┌──

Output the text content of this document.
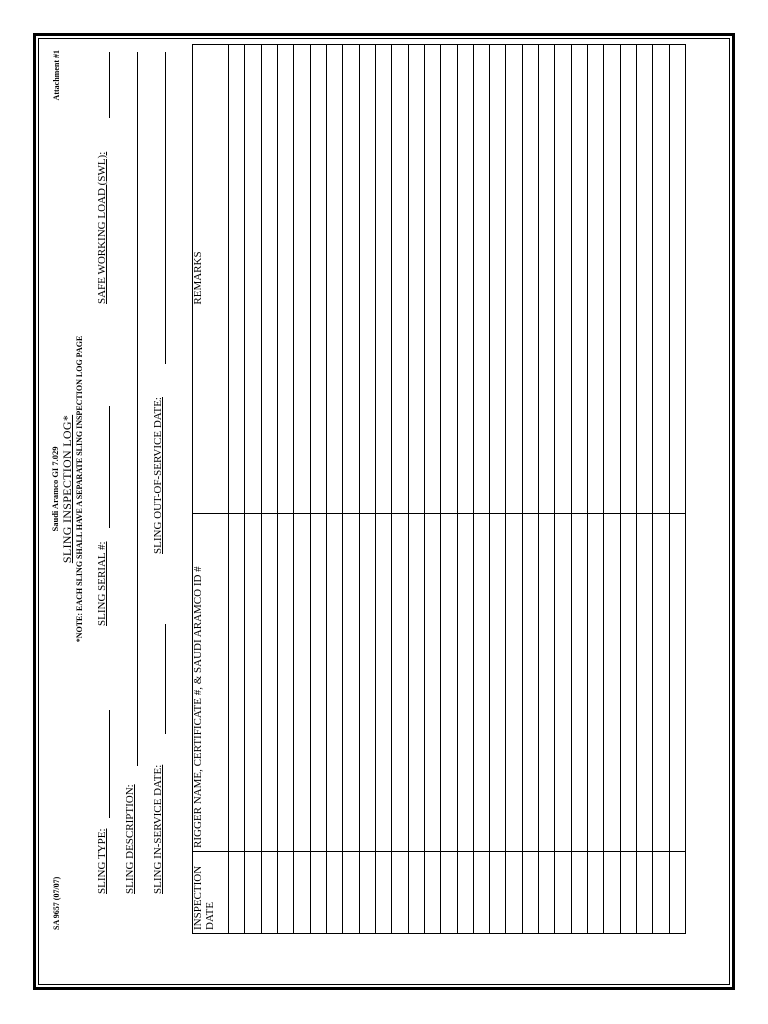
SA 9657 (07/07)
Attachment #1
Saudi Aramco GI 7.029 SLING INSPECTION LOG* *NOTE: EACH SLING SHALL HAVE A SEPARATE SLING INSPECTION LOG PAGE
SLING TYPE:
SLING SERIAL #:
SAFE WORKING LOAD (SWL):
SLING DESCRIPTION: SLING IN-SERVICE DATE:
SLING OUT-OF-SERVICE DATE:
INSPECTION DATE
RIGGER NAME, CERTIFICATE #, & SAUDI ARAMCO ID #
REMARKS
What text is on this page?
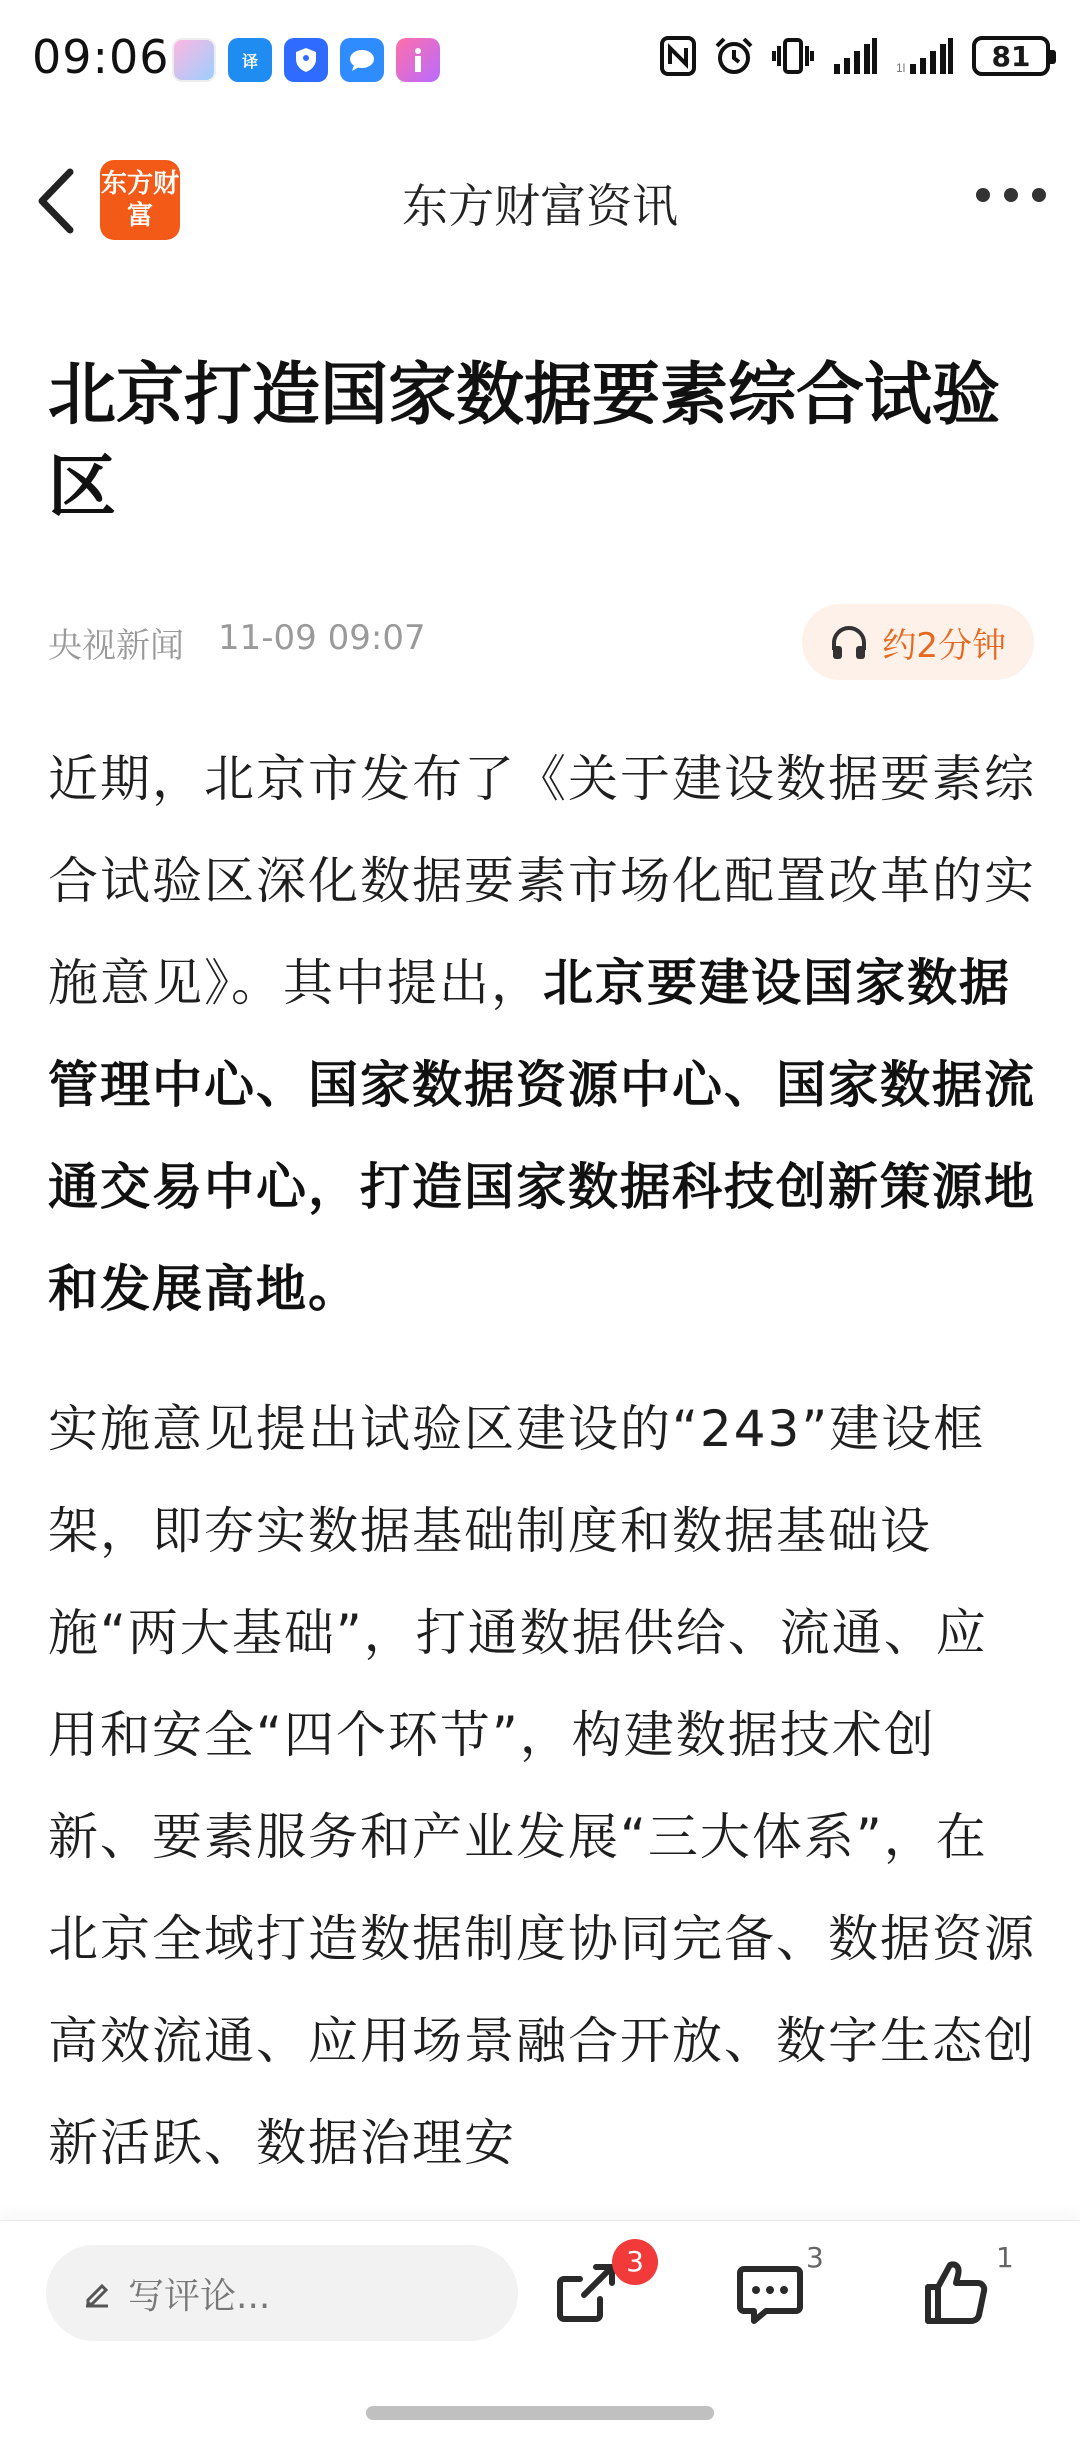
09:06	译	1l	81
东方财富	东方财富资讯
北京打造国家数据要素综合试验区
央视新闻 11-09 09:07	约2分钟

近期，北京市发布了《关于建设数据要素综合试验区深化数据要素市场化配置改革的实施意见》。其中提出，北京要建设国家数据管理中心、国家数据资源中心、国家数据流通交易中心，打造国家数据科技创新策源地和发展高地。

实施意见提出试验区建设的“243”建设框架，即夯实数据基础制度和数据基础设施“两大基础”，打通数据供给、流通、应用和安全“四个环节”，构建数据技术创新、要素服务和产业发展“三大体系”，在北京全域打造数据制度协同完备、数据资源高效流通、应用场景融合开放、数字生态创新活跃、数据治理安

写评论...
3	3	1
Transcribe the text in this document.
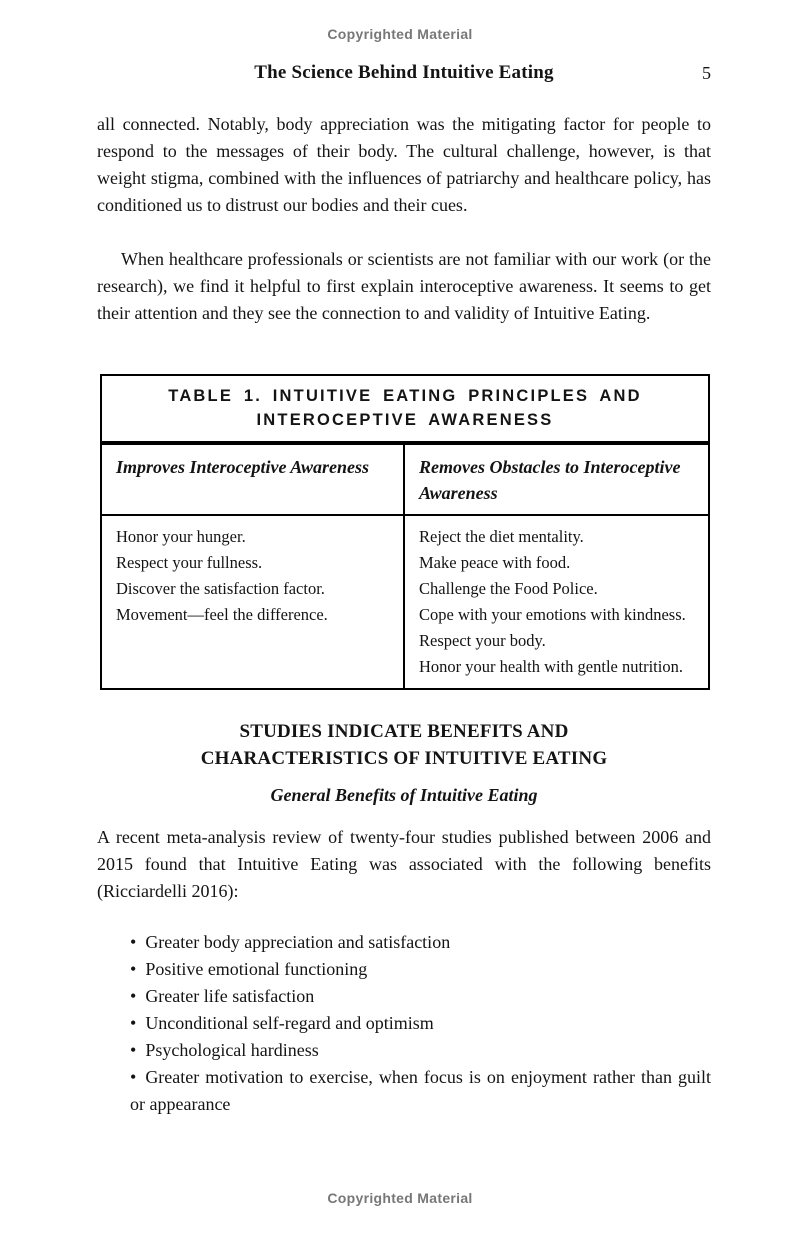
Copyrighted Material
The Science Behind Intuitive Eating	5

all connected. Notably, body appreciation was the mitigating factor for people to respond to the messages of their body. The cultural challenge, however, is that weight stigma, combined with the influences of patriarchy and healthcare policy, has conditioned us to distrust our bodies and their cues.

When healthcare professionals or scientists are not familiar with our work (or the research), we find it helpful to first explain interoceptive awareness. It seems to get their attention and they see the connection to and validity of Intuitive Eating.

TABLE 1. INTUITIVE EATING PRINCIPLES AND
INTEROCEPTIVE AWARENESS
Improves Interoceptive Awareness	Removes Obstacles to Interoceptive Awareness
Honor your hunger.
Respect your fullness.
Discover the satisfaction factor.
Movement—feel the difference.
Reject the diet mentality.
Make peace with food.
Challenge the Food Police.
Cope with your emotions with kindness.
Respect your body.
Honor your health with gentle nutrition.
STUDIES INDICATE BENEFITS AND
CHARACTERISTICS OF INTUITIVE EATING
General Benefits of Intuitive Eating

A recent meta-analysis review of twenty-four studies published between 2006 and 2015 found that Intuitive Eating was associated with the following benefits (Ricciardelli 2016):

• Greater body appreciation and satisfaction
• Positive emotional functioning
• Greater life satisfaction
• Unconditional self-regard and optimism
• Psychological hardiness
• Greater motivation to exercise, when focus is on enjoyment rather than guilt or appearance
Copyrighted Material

└──

Transcribe the records above exactly, omitting every picture they contain.

Output the text content of this document.
SA 9657 (07/07)
Attachment #1
Saudi Aramco GI 7.029 SLING INSPECTION LOG* *NOTE: EACH SLING SHALL HAVE A SEPARATE SLING INSPECTION LOG PAGE
SLING TYPE:
SLING SERIAL #:
SAFE WORKING LOAD (SWL):
SLING DESCRIPTION: SLING IN-SERVICE DATE:
SLING OUT-OF-SERVICE DATE:
INSPECTION DATE
RIGGER NAME, CERTIFICATE #, & SAUDI ARAMCO ID #
REMARKS
What text is on this page?
09:06	译	1l	81
东方财富	东方财富资讯
北京打造国家数据要素综合试验区
央视新闻 11-09 09:07	约2分钟

近期，北京市发布了《关于建设数据要素综合试验区深化数据要素市场化配置改革的实施意见》。其中提出，北京要建设国家数据管理中心、国家数据资源中心、国家数据流通交易中心，打造国家数据科技创新策源地和发展高地。

实施意见提出试验区建设的“243”建设框架，即夯实数据基础制度和数据基础设施“两大基础”，打通数据供给、流通、应用和安全“四个环节”，构建数据技术创新、要素服务和产业发展“三大体系”，在北京全域打造数据制度协同完备、数据资源高效流通、应用场景融合开放、数字生态创新活跃、数据治理安

写评论...
3	3	1
Transcribe the text in this document.
Copyrighted Material
The Science Behind Intuitive Eating	5

all connected. Notably, body appreciation was the mitigating factor for people to respond to the messages of their body. The cultural challenge, however, is that weight stigma, combined with the influences of patriarchy and healthcare policy, has conditioned us to distrust our bodies and their cues.

When healthcare professionals or scientists are not familiar with our work (or the research), we find it helpful to first explain interoceptive awareness. It seems to get their attention and they see the connection to and validity of Intuitive Eating.

TABLE 1. INTUITIVE EATING PRINCIPLES AND
INTEROCEPTIVE AWARENESS
Improves Interoceptive Awareness	Removes Obstacles to Interoceptive Awareness
Honor your hunger.
Respect your fullness.
Discover the satisfaction factor.
Movement—feel the difference.
Reject the diet mentality.
Make peace with food.
Challenge the Food Police.
Cope with your emotions with kindness.
Respect your body.
Honor your health with gentle nutrition.
STUDIES INDICATE BENEFITS AND
CHARACTERISTICS OF INTUITIVE EATING
General Benefits of Intuitive Eating

A recent meta-analysis review of twenty-four studies published between 2006 and 2015 found that Intuitive Eating was associated with the following benefits (Ricciardelli 2016):

• Greater body appreciation and satisfaction
• Positive emotional functioning
• Greater life satisfaction
• Unconditional self-regard and optimism
• Psychological hardiness
• Greater motivation to exercise, when focus is on enjoyment rather than guilt or appearance
Copyrighted Material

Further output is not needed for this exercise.